> **Work to do**
Can you give the stretch of the listing that opens with the line containing "svg-text:40.00: 40.00 — [381, 416, 414, 431]" and closes with the line containing "svg-text:10000.00: 10000.00 —", both lines included, as a numbered list with any blank lines left out?

● ● ● ●

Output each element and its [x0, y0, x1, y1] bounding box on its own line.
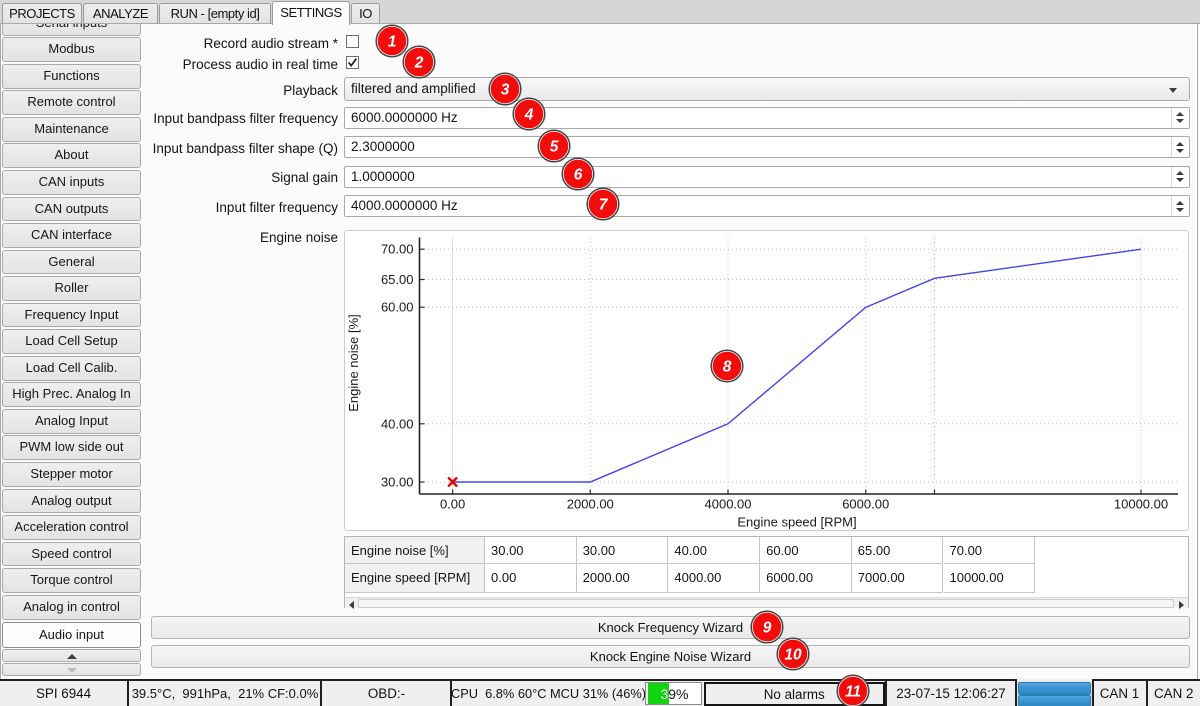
svg-text:40.00: 40.00 — [381, 416, 414, 431]
svg-text:60.00: 60.00 — [381, 300, 414, 315]
svg-text:10: 10 — [784, 646, 802, 663]
svg-text:7: 7 — [598, 197, 608, 214]
svg-text:1: 1 — [388, 33, 397, 50]
svg-text:Engine noise [%]: Engine noise [%] — [346, 314, 361, 412]
svg-text:2: 2 — [414, 55, 424, 72]
svg-text:65.00: 65.00 — [381, 272, 414, 287]
svg-text:6: 6 — [574, 167, 583, 184]
svg-text:70.00: 70.00 — [381, 242, 414, 257]
svg-text:11: 11 — [845, 683, 861, 700]
svg-text:2000.00: 2000.00 — [567, 497, 614, 512]
svg-text:Engine speed [RPM]: Engine speed [RPM] — [737, 515, 856, 530]
svg-text:30.00: 30.00 — [381, 475, 414, 490]
svg-text:3: 3 — [500, 82, 509, 99]
svg-text:6000.00: 6000.00 — [842, 497, 889, 512]
svg-text:4: 4 — [524, 107, 534, 124]
svg-text:10000.00: 10000.00 — [1114, 497, 1168, 512]
svg-text:9: 9 — [763, 619, 772, 636]
svg-text:4000.00: 4000.00 — [705, 497, 752, 512]
svg-text:5: 5 — [549, 139, 558, 156]
svg-text:0.00: 0.00 — [440, 497, 465, 512]
svg-text:8: 8 — [723, 358, 732, 375]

● ● ● ●

> **The answer**
1. svg-text:40.00: 40.00 — [381, 416, 414, 431]
2. svg-text:60.00: 60.00 — [381, 300, 414, 315]
3. svg-text:10: 10 — [784, 646, 802, 663]
4. svg-text:7: 7 — [598, 197, 608, 214]
5. svg-text:1: 1 — [388, 33, 397, 50]
6. svg-text:Engine noise [%]: Engine noise [%] — [346, 314, 361, 412]
7. svg-text:2: 2 — [414, 55, 424, 72]
8. svg-text:65.00: 65.00 — [381, 272, 414, 287]
9. svg-text:6: 6 — [574, 167, 583, 184]
10. svg-text:70.00: 70.00 — [381, 242, 414, 257]
11. svg-text:11: 11 — [845, 683, 861, 700]
12. svg-text:2000.00: 2000.00 — [567, 497, 614, 512]
13. svg-text:Engine speed [RPM]: Engine speed [RPM] — [737, 515, 856, 530]
14. svg-text:30.00: 30.00 — [381, 475, 414, 490]
15. svg-text:3: 3 — [500, 82, 509, 99]
16. svg-text:6000.00: 6000.00 — [842, 497, 889, 512]
17. svg-text:4: 4 — [524, 107, 534, 124]
18. svg-text:10000.00: 10000.00 — [1114, 497, 1168, 512]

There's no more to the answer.